What is required: Write each line out again exactly as written.

Stored data entries:
------------------------------------
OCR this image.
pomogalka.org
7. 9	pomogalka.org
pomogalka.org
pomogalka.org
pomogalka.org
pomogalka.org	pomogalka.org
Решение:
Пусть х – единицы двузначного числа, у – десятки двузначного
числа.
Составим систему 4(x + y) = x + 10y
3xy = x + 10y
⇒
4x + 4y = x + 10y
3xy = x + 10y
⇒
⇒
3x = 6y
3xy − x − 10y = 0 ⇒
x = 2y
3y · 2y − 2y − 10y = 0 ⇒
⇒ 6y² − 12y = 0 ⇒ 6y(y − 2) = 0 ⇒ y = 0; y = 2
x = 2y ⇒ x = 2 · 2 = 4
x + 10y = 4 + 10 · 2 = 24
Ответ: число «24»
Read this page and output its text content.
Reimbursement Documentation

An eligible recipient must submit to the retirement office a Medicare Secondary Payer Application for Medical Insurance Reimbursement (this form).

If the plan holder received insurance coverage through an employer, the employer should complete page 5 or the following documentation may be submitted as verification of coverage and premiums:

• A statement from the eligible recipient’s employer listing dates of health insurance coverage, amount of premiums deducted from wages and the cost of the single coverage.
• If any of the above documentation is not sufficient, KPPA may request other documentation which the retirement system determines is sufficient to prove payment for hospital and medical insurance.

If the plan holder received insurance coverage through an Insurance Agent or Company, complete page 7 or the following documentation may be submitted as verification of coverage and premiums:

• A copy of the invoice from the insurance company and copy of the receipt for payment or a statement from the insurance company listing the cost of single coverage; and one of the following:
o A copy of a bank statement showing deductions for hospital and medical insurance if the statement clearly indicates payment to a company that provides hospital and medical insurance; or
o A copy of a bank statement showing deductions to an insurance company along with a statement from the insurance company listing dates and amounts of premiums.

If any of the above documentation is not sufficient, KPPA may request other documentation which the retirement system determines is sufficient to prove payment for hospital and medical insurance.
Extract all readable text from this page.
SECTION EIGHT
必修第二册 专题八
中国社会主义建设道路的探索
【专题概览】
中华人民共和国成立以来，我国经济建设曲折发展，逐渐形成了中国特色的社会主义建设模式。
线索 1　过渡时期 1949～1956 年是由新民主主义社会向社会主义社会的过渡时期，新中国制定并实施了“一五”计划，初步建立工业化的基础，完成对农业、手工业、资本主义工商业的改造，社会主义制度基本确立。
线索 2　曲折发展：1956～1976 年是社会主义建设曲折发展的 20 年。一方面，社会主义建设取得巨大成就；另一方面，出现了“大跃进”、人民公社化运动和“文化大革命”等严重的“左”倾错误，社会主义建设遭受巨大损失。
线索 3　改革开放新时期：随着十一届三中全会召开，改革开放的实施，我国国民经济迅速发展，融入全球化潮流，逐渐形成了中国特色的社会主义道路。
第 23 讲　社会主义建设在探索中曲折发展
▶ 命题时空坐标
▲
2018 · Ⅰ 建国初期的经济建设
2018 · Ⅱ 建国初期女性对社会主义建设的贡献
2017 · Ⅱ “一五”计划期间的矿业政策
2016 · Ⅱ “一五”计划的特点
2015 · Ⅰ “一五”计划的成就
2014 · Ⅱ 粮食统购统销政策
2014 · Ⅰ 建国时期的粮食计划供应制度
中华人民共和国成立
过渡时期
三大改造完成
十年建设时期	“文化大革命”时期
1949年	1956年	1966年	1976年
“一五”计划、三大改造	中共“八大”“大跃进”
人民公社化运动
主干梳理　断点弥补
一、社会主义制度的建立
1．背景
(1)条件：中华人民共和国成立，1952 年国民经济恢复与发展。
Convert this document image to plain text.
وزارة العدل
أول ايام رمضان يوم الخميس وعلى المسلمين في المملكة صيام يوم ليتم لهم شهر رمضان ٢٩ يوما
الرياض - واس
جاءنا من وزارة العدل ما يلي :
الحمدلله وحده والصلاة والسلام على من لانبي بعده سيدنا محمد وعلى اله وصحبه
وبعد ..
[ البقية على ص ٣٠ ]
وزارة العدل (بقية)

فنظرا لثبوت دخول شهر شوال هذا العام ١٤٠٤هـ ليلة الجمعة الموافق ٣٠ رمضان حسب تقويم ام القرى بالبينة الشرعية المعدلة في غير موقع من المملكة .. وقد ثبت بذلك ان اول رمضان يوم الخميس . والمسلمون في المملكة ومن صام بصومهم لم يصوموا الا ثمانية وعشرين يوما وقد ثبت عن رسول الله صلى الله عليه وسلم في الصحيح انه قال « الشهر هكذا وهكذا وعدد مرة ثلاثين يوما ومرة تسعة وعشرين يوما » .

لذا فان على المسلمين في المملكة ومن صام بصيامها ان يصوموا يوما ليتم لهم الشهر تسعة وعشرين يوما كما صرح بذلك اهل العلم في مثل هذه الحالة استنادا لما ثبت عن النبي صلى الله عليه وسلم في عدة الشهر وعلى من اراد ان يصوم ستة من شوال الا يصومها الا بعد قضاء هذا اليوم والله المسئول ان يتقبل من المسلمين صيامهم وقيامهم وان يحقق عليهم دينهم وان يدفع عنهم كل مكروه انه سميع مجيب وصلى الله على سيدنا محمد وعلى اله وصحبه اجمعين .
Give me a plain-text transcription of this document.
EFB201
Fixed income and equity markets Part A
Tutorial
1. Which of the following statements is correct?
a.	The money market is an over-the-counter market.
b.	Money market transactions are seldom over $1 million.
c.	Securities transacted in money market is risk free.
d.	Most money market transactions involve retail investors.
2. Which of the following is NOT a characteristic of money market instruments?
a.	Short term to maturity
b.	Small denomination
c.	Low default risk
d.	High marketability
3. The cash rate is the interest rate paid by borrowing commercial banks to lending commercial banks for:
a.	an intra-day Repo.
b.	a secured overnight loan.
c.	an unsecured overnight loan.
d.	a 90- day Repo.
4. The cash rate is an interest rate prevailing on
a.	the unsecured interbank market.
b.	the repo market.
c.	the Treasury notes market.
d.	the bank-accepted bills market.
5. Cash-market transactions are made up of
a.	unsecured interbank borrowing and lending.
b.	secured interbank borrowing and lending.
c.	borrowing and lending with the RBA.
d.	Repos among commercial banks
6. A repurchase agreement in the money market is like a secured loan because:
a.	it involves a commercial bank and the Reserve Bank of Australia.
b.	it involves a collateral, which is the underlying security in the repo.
------------------------------------
Task solution:
OCR this image.
pomogalka.org
7. 9	pomogalka.org
pomogalka.org
pomogalka.org
pomogalka.org
pomogalka.org	pomogalka.org
Решение:
Пусть х – единицы двузначного числа, у – десятки двузначного
числа.
Составим систему 4(x + y) = x + 10y
3xy = x + 10y
⇒
4x + 4y = x + 10y
3xy = x + 10y
⇒
⇒
3x = 6y
3xy − x − 10y = 0 ⇒
x = 2y
3y · 2y − 2y − 10y = 0 ⇒
⇒ 6y² − 12y = 0 ⇒ 6y(y − 2) = 0 ⇒ y = 0; y = 2
x = 2y ⇒ x = 2 · 2 = 4
x + 10y = 4 + 10 · 2 = 24
Ответ: число «24»
Read this page and output its text content.
Reimbursement Documentation

An eligible recipient must submit to the retirement office a Medicare Secondary Payer Application for Medical Insurance Reimbursement (this form).

If the plan holder received insurance coverage through an employer, the employer should complete page 5 or the following documentation may be submitted as verification of coverage and premiums:

• A statement from the eligible recipient’s employer listing dates of health insurance coverage, amount of premiums deducted from wages and the cost of the single coverage.
• If any of the above documentation is not sufficient, KPPA may request other documentation which the retirement system determines is sufficient to prove payment for hospital and medical insurance.

If the plan holder received insurance coverage through an Insurance Agent or Company, complete page 7 or the following documentation may be submitted as verification of coverage and premiums:

• A copy of the invoice from the insurance company and copy of the receipt for payment or a statement from the insurance company listing the cost of single coverage; and one of the following:
o A copy of a bank statement showing deductions for hospital and medical insurance if the statement clearly indicates payment to a company that provides hospital and medical insurance; or
o A copy of a bank statement showing deductions to an insurance company along with a statement from the insurance company listing dates and amounts of premiums.

If any of the above documentation is not sufficient, KPPA may request other documentation which the retirement system determines is sufficient to prove payment for hospital and medical insurance.
Extract all readable text from this page.
SECTION EIGHT
必修第二册 专题八
中国社会主义建设道路的探索
【专题概览】
中华人民共和国成立以来，我国经济建设曲折发展，逐渐形成了中国特色的社会主义建设模式。
线索 1　过渡时期 1949～1956 年是由新民主主义社会向社会主义社会的过渡时期，新中国制定并实施了“一五”计划，初步建立工业化的基础，完成对农业、手工业、资本主义工商业的改造，社会主义制度基本确立。
线索 2　曲折发展：1956～1976 年是社会主义建设曲折发展的 20 年。一方面，社会主义建设取得巨大成就；另一方面，出现了“大跃进”、人民公社化运动和“文化大革命”等严重的“左”倾错误，社会主义建设遭受巨大损失。
线索 3　改革开放新时期：随着十一届三中全会召开，改革开放的实施，我国国民经济迅速发展，融入全球化潮流，逐渐形成了中国特色的社会主义道路。
第 23 讲　社会主义建设在探索中曲折发展
▶ 命题时空坐标
▲
2018 · Ⅰ 建国初期的经济建设
2018 · Ⅱ 建国初期女性对社会主义建设的贡献
2017 · Ⅱ “一五”计划期间的矿业政策
2016 · Ⅱ “一五”计划的特点
2015 · Ⅰ “一五”计划的成就
2014 · Ⅱ 粮食统购统销政策
2014 · Ⅰ 建国时期的粮食计划供应制度
中华人民共和国成立
过渡时期
三大改造完成
十年建设时期	“文化大革命”时期
1949年	1956年	1966年	1976年
“一五”计划、三大改造	中共“八大”“大跃进”
人民公社化运动
主干梳理　断点弥补
一、社会主义制度的建立
1．背景
(1)条件：中华人民共和国成立，1952 年国民经济恢复与发展。
Convert this document image to plain text.
وزارة العدل
أول ايام رمضان يوم الخميس وعلى المسلمين في المملكة صيام يوم ليتم لهم شهر رمضان ٢٩ يوما
الرياض - واس
جاءنا من وزارة العدل ما يلي :
الحمدلله وحده والصلاة والسلام على من لانبي بعده سيدنا محمد وعلى اله وصحبه
وبعد ..
[ البقية على ص ٣٠ ]
وزارة العدل (بقية)

فنظرا لثبوت دخول شهر شوال هذا العام ١٤٠٤هـ ليلة الجمعة الموافق ٣٠ رمضان حسب تقويم ام القرى بالبينة الشرعية المعدلة في غير موقع من المملكة .. وقد ثبت بذلك ان اول رمضان يوم الخميس . والمسلمون في المملكة ومن صام بصومهم لم يصوموا الا ثمانية وعشرين يوما وقد ثبت عن رسول الله صلى الله عليه وسلم في الصحيح انه قال « الشهر هكذا وهكذا وعدد مرة ثلاثين يوما ومرة تسعة وعشرين يوما » .

لذا فان على المسلمين في المملكة ومن صام بصيامها ان يصوموا يوما ليتم لهم الشهر تسعة وعشرين يوما كما صرح بذلك اهل العلم في مثل هذه الحالة استنادا لما ثبت عن النبي صلى الله عليه وسلم في عدة الشهر وعلى من اراد ان يصوم ستة من شوال الا يصومها الا بعد قضاء هذا اليوم والله المسئول ان يتقبل من المسلمين صيامهم وقيامهم وان يحقق عليهم دينهم وان يدفع عنهم كل مكروه انه سميع مجيب وصلى الله على سيدنا محمد وعلى اله وصحبه اجمعين .
Give me a plain-text transcription of this document.
EFB201
Fixed income and equity markets Part A
Tutorial
1. Which of the following statements is correct?
a.	The money market is an over-the-counter market.
b.	Money market transactions are seldom over $1 million.
c.	Securities transacted in money market is risk free.
d.	Most money market transactions involve retail investors.
2. Which of the following is NOT a characteristic of money market instruments?
a.	Short term to maturity
b.	Small denomination
c.	Low default risk
d.	High marketability
3. The cash rate is the interest rate paid by borrowing commercial banks to lending commercial banks for:
a.	an intra-day Repo.
b.	a secured overnight loan.
c.	an unsecured overnight loan.
d.	a 90- day Repo.
4. The cash rate is an interest rate prevailing on
a.	the unsecured interbank market.
b.	the repo market.
c.	the Treasury notes market.
d.	the bank-accepted bills market.
5. Cash-market transactions are made up of
a.	unsecured interbank borrowing and lending.
b.	secured interbank borrowing and lending.
c.	borrowing and lending with the RBA.
d.	Repos among commercial banks
6. A repurchase agreement in the money market is like a secured loan because:
a.	it involves a commercial bank and the Reserve Bank of Australia.
b.	it involves a collateral, which is the underlying security in the repo.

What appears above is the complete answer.